What is required — Word for word, set down every record that appears below.

------ Working data ------

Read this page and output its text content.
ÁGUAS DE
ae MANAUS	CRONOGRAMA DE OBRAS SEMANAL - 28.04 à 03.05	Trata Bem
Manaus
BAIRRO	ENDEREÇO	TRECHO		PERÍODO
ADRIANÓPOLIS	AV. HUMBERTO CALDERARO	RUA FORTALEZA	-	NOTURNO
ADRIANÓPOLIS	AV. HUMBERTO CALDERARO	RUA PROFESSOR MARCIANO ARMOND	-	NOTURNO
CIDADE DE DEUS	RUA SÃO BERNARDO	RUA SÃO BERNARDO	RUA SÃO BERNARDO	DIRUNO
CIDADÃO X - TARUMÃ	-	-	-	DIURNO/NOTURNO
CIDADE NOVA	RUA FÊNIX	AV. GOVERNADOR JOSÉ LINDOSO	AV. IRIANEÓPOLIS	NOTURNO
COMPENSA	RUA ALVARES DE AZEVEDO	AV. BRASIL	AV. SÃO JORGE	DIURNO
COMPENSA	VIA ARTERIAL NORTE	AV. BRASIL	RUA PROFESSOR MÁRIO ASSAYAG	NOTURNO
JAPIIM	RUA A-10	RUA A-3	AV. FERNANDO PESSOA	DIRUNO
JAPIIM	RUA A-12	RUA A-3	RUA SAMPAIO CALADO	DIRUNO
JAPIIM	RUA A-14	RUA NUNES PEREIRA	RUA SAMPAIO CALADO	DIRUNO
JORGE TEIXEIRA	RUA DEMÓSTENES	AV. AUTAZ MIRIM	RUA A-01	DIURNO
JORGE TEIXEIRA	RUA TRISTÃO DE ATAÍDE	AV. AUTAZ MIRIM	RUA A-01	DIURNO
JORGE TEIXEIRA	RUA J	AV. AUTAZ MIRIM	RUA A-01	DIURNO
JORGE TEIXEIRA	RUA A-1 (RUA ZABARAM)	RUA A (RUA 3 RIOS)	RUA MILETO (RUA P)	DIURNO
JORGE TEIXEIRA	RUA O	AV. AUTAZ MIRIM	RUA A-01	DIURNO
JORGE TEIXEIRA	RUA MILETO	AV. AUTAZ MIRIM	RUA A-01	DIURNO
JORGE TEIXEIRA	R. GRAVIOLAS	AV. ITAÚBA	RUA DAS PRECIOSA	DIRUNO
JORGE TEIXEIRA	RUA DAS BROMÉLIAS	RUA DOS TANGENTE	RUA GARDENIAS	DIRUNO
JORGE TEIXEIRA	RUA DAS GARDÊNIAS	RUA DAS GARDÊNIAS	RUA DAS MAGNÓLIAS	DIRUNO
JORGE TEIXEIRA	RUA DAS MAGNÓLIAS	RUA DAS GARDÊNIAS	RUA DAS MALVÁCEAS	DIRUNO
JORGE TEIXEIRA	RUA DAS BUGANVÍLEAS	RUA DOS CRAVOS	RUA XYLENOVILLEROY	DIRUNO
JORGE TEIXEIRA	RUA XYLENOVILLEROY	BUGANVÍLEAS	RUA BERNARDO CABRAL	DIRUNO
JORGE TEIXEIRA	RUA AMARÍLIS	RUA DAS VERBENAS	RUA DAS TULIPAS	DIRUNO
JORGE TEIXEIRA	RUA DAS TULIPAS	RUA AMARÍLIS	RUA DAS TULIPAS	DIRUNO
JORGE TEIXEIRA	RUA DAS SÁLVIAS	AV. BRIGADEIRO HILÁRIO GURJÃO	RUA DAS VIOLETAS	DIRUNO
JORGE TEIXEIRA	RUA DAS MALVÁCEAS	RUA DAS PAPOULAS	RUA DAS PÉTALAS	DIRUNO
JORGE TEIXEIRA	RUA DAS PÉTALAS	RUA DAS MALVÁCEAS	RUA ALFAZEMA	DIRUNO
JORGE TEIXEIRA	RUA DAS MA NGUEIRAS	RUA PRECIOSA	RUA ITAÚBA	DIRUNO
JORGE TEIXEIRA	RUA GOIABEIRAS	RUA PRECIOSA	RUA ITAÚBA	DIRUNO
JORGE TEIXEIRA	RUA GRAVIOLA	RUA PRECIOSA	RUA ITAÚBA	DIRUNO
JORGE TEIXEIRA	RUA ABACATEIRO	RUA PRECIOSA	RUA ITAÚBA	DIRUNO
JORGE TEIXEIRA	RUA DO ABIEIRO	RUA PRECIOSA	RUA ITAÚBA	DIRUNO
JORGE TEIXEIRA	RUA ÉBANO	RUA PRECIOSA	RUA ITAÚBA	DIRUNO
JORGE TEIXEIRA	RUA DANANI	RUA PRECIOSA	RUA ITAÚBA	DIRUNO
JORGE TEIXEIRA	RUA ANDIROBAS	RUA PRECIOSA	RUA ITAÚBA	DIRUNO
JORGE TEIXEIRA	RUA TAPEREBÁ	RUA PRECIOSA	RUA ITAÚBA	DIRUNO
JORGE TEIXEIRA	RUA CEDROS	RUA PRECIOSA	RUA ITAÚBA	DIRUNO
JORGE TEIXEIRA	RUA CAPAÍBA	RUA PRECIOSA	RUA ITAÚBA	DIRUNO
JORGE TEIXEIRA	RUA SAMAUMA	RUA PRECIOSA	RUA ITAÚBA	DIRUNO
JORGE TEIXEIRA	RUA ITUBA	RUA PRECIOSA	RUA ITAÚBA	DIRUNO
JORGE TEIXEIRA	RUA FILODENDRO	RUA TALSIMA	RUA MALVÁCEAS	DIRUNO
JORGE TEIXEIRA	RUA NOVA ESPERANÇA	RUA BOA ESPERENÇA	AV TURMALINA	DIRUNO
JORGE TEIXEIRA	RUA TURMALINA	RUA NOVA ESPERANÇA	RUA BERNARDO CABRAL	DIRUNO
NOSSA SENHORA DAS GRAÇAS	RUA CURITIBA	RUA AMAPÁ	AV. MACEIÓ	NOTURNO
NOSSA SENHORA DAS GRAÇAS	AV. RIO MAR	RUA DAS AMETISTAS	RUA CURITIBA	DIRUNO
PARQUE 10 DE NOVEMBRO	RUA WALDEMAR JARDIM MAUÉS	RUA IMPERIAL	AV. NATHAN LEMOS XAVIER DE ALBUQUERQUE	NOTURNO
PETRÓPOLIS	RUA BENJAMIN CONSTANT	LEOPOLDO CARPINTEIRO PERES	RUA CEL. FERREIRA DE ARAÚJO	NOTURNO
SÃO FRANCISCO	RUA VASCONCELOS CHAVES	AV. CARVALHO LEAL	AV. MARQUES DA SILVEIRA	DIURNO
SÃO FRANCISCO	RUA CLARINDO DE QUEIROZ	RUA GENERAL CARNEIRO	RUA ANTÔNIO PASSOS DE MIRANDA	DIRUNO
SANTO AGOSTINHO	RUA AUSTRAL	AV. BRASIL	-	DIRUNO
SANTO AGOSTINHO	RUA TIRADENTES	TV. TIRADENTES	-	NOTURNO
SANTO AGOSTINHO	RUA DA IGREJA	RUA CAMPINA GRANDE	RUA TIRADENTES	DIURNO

------

Answer section —
Read this page and output its text content.
ÁGUAS DE
ae MANAUS	CRONOGRAMA DE OBRAS SEMANAL - 28.04 à 03.05	Trata Bem
Manaus
BAIRRO	ENDEREÇO	TRECHO		PERÍODO
ADRIANÓPOLIS	AV. HUMBERTO CALDERARO	RUA FORTALEZA	-	NOTURNO
ADRIANÓPOLIS	AV. HUMBERTO CALDERARO	RUA PROFESSOR MARCIANO ARMOND	-	NOTURNO
CIDADE DE DEUS	RUA SÃO BERNARDO	RUA SÃO BERNARDO	RUA SÃO BERNARDO	DIRUNO
CIDADÃO X - TARUMÃ	-	-	-	DIURNO/NOTURNO
CIDADE NOVA	RUA FÊNIX	AV. GOVERNADOR JOSÉ LINDOSO	AV. IRIANEÓPOLIS	NOTURNO
COMPENSA	RUA ALVARES DE AZEVEDO	AV. BRASIL	AV. SÃO JORGE	DIURNO
COMPENSA	VIA ARTERIAL NORTE	AV. BRASIL	RUA PROFESSOR MÁRIO ASSAYAG	NOTURNO
JAPIIM	RUA A-10	RUA A-3	AV. FERNANDO PESSOA	DIRUNO
JAPIIM	RUA A-12	RUA A-3	RUA SAMPAIO CALADO	DIRUNO
JAPIIM	RUA A-14	RUA NUNES PEREIRA	RUA SAMPAIO CALADO	DIRUNO
JORGE TEIXEIRA	RUA DEMÓSTENES	AV. AUTAZ MIRIM	RUA A-01	DIURNO
JORGE TEIXEIRA	RUA TRISTÃO DE ATAÍDE	AV. AUTAZ MIRIM	RUA A-01	DIURNO
JORGE TEIXEIRA	RUA J	AV. AUTAZ MIRIM	RUA A-01	DIURNO
JORGE TEIXEIRA	RUA A-1 (RUA ZABARAM)	RUA A (RUA 3 RIOS)	RUA MILETO (RUA P)	DIURNO
JORGE TEIXEIRA	RUA O	AV. AUTAZ MIRIM	RUA A-01	DIURNO
JORGE TEIXEIRA	RUA MILETO	AV. AUTAZ MIRIM	RUA A-01	DIURNO
JORGE TEIXEIRA	R. GRAVIOLAS	AV. ITAÚBA	RUA DAS PRECIOSA	DIRUNO
JORGE TEIXEIRA	RUA DAS BROMÉLIAS	RUA DOS TANGENTE	RUA GARDENIAS	DIRUNO
JORGE TEIXEIRA	RUA DAS GARDÊNIAS	RUA DAS GARDÊNIAS	RUA DAS MAGNÓLIAS	DIRUNO
JORGE TEIXEIRA	RUA DAS MAGNÓLIAS	RUA DAS GARDÊNIAS	RUA DAS MALVÁCEAS	DIRUNO
JORGE TEIXEIRA	RUA DAS BUGANVÍLEAS	RUA DOS CRAVOS	RUA XYLENOVILLEROY	DIRUNO
JORGE TEIXEIRA	RUA XYLENOVILLEROY	BUGANVÍLEAS	RUA BERNARDO CABRAL	DIRUNO
JORGE TEIXEIRA	RUA AMARÍLIS	RUA DAS VERBENAS	RUA DAS TULIPAS	DIRUNO
JORGE TEIXEIRA	RUA DAS TULIPAS	RUA AMARÍLIS	RUA DAS TULIPAS	DIRUNO
JORGE TEIXEIRA	RUA DAS SÁLVIAS	AV. BRIGADEIRO HILÁRIO GURJÃO	RUA DAS VIOLETAS	DIRUNO
JORGE TEIXEIRA	RUA DAS MALVÁCEAS	RUA DAS PAPOULAS	RUA DAS PÉTALAS	DIRUNO
JORGE TEIXEIRA	RUA DAS PÉTALAS	RUA DAS MALVÁCEAS	RUA ALFAZEMA	DIRUNO
JORGE TEIXEIRA	RUA DAS MA NGUEIRAS	RUA PRECIOSA	RUA ITAÚBA	DIRUNO
JORGE TEIXEIRA	RUA GOIABEIRAS	RUA PRECIOSA	RUA ITAÚBA	DIRUNO
JORGE TEIXEIRA	RUA GRAVIOLA	RUA PRECIOSA	RUA ITAÚBA	DIRUNO
JORGE TEIXEIRA	RUA ABACATEIRO	RUA PRECIOSA	RUA ITAÚBA	DIRUNO
JORGE TEIXEIRA	RUA DO ABIEIRO	RUA PRECIOSA	RUA ITAÚBA	DIRUNO
JORGE TEIXEIRA	RUA ÉBANO	RUA PRECIOSA	RUA ITAÚBA	DIRUNO
JORGE TEIXEIRA	RUA DANANI	RUA PRECIOSA	RUA ITAÚBA	DIRUNO
JORGE TEIXEIRA	RUA ANDIROBAS	RUA PRECIOSA	RUA ITAÚBA	DIRUNO
JORGE TEIXEIRA	RUA TAPEREBÁ	RUA PRECIOSA	RUA ITAÚBA	DIRUNO
JORGE TEIXEIRA	RUA CEDROS	RUA PRECIOSA	RUA ITAÚBA	DIRUNO
JORGE TEIXEIRA	RUA CAPAÍBA	RUA PRECIOSA	RUA ITAÚBA	DIRUNO
JORGE TEIXEIRA	RUA SAMAUMA	RUA PRECIOSA	RUA ITAÚBA	DIRUNO
JORGE TEIXEIRA	RUA ITUBA	RUA PRECIOSA	RUA ITAÚBA	DIRUNO
JORGE TEIXEIRA	RUA FILODENDRO	RUA TALSIMA	RUA MALVÁCEAS	DIRUNO
JORGE TEIXEIRA	RUA NOVA ESPERANÇA	RUA BOA ESPERENÇA	AV TURMALINA	DIRUNO
JORGE TEIXEIRA	RUA TURMALINA	RUA NOVA ESPERANÇA	RUA BERNARDO CABRAL	DIRUNO
NOSSA SENHORA DAS GRAÇAS	RUA CURITIBA	RUA AMAPÁ	AV. MACEIÓ	NOTURNO
NOSSA SENHORA DAS GRAÇAS	AV. RIO MAR	RUA DAS AMETISTAS	RUA CURITIBA	DIRUNO
PARQUE 10 DE NOVEMBRO	RUA WALDEMAR JARDIM MAUÉS	RUA IMPERIAL	AV. NATHAN LEMOS XAVIER DE ALBUQUERQUE	NOTURNO
PETRÓPOLIS	RUA BENJAMIN CONSTANT	LEOPOLDO CARPINTEIRO PERES	RUA CEL. FERREIRA DE ARAÚJO	NOTURNO
SÃO FRANCISCO	RUA VASCONCELOS CHAVES	AV. CARVALHO LEAL	AV. MARQUES DA SILVEIRA	DIURNO
SÃO FRANCISCO	RUA CLARINDO DE QUEIROZ	RUA GENERAL CARNEIRO	RUA ANTÔNIO PASSOS DE MIRANDA	DIRUNO
SANTO AGOSTINHO	RUA AUSTRAL	AV. BRASIL	-	DIRUNO
SANTO AGOSTINHO	RUA TIRADENTES	TV. TIRADENTES	-	NOTURNO
SANTO AGOSTINHO	RUA DA IGREJA	RUA CAMPINA GRANDE	RUA TIRADENTES	DIURNO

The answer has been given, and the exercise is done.